◆ **Your task**
In the entries below, find every line holding the string "next" and collect it.

◆ **Supplied records**
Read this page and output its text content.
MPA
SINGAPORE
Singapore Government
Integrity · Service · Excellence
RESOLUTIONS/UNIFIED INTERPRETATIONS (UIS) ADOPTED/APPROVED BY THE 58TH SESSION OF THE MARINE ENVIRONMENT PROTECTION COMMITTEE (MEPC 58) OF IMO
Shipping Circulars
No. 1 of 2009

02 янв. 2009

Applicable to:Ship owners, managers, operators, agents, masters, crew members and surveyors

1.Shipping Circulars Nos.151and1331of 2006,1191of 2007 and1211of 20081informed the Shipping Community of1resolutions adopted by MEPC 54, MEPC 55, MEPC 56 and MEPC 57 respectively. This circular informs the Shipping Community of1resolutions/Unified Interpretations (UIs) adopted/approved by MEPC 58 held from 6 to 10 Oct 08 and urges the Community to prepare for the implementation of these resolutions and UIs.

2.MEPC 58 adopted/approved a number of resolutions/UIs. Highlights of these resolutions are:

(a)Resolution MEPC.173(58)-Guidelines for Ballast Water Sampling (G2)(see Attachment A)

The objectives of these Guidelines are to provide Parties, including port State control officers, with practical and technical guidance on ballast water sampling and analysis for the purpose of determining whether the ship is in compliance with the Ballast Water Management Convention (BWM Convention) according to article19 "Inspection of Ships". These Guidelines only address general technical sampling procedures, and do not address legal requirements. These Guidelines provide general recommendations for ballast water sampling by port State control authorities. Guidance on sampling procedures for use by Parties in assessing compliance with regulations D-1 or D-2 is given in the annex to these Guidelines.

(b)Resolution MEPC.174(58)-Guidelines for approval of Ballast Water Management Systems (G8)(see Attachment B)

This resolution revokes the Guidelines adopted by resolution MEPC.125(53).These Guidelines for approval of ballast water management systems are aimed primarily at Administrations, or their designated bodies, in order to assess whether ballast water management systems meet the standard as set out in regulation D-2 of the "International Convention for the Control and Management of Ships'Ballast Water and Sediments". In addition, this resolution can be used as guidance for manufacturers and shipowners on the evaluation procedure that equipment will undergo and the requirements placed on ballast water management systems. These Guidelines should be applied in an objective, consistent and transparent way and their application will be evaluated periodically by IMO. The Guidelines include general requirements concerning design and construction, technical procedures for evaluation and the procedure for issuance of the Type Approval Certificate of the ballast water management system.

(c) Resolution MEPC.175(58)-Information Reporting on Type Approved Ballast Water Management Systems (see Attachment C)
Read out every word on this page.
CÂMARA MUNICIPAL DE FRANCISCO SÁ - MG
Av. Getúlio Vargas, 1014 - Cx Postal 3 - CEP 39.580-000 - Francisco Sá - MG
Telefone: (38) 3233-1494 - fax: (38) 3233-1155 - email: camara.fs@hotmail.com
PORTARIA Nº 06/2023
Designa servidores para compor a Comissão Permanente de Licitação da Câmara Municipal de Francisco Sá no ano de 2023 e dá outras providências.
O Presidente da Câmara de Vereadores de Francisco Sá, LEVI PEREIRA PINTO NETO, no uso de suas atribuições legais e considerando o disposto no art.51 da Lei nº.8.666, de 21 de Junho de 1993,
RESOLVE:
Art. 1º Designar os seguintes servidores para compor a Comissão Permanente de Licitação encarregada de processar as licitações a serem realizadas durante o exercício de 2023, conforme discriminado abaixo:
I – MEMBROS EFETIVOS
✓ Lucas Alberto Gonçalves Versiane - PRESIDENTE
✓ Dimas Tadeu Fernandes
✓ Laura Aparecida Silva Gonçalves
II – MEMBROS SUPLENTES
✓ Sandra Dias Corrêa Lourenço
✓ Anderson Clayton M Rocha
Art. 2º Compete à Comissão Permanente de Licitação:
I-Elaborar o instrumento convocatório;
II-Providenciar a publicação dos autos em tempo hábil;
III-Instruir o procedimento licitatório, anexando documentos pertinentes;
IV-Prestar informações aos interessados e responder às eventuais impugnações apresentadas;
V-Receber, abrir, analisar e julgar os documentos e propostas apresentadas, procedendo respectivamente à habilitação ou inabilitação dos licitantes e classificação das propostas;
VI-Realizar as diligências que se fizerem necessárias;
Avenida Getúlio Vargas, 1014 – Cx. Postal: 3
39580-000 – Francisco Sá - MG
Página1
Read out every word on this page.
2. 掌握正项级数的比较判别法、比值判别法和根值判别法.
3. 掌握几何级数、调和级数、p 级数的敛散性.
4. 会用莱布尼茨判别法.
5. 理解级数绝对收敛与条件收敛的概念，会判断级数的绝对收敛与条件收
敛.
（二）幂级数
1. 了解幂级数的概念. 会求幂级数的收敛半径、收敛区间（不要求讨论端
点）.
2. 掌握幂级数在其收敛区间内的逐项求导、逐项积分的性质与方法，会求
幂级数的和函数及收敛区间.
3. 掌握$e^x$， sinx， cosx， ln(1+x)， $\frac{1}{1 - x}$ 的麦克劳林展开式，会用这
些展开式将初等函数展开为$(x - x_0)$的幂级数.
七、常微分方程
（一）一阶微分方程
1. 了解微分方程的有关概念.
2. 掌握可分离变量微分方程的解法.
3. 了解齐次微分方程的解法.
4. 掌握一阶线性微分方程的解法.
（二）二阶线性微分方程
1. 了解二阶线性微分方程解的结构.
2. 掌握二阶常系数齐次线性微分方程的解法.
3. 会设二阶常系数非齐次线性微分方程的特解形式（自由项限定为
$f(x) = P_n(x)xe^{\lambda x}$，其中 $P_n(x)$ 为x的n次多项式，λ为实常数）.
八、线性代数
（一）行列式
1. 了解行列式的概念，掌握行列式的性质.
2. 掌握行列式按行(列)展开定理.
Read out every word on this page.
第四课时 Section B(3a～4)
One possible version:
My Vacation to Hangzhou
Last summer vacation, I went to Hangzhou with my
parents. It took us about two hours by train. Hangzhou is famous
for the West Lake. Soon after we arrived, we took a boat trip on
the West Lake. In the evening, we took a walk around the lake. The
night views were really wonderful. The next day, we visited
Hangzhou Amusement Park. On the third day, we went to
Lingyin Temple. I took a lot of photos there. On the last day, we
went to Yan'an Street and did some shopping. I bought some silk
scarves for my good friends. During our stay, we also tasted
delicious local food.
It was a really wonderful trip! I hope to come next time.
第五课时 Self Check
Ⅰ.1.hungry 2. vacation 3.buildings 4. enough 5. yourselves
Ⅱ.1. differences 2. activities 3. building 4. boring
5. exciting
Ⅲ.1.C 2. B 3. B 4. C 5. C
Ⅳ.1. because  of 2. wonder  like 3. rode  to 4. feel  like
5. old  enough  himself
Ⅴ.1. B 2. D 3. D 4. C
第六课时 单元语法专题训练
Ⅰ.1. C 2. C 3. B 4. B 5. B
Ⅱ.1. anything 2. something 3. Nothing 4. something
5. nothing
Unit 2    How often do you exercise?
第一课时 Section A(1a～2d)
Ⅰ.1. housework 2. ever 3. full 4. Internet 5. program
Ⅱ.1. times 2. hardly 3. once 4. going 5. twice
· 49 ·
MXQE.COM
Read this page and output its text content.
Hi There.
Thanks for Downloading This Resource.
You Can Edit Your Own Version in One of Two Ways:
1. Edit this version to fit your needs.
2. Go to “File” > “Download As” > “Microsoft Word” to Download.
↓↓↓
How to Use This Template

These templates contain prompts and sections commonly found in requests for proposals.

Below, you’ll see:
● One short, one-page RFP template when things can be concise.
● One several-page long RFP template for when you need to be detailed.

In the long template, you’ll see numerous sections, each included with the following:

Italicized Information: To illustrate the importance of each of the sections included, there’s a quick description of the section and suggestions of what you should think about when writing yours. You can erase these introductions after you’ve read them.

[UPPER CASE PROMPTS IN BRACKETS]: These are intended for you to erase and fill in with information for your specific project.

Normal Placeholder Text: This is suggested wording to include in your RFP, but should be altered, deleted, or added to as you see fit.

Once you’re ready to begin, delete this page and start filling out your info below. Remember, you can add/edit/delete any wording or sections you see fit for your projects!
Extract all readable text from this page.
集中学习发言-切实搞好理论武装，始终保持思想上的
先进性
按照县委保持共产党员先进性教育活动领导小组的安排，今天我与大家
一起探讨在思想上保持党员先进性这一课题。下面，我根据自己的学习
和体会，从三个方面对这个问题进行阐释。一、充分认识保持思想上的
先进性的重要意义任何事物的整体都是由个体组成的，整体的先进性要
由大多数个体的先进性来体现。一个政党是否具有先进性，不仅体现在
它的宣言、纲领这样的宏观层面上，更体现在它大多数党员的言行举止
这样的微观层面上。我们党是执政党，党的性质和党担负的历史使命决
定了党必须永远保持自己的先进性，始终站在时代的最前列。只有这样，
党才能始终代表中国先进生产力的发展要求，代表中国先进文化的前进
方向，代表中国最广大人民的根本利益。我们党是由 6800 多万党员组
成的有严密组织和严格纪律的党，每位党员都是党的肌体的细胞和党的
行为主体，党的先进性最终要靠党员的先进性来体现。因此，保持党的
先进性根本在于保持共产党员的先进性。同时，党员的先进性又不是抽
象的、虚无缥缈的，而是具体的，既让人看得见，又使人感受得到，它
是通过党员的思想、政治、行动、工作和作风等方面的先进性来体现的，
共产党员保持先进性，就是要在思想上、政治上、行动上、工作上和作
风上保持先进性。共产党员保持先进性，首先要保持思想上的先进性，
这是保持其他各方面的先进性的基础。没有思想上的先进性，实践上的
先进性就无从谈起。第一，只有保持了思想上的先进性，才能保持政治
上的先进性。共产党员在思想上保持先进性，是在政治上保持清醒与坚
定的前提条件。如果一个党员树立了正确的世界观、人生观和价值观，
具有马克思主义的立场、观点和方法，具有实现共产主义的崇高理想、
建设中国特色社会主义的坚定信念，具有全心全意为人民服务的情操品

◆ **Result**
night views were really wonderful. The next day, we visited
It was a really wonderful trip! I hope to come next time.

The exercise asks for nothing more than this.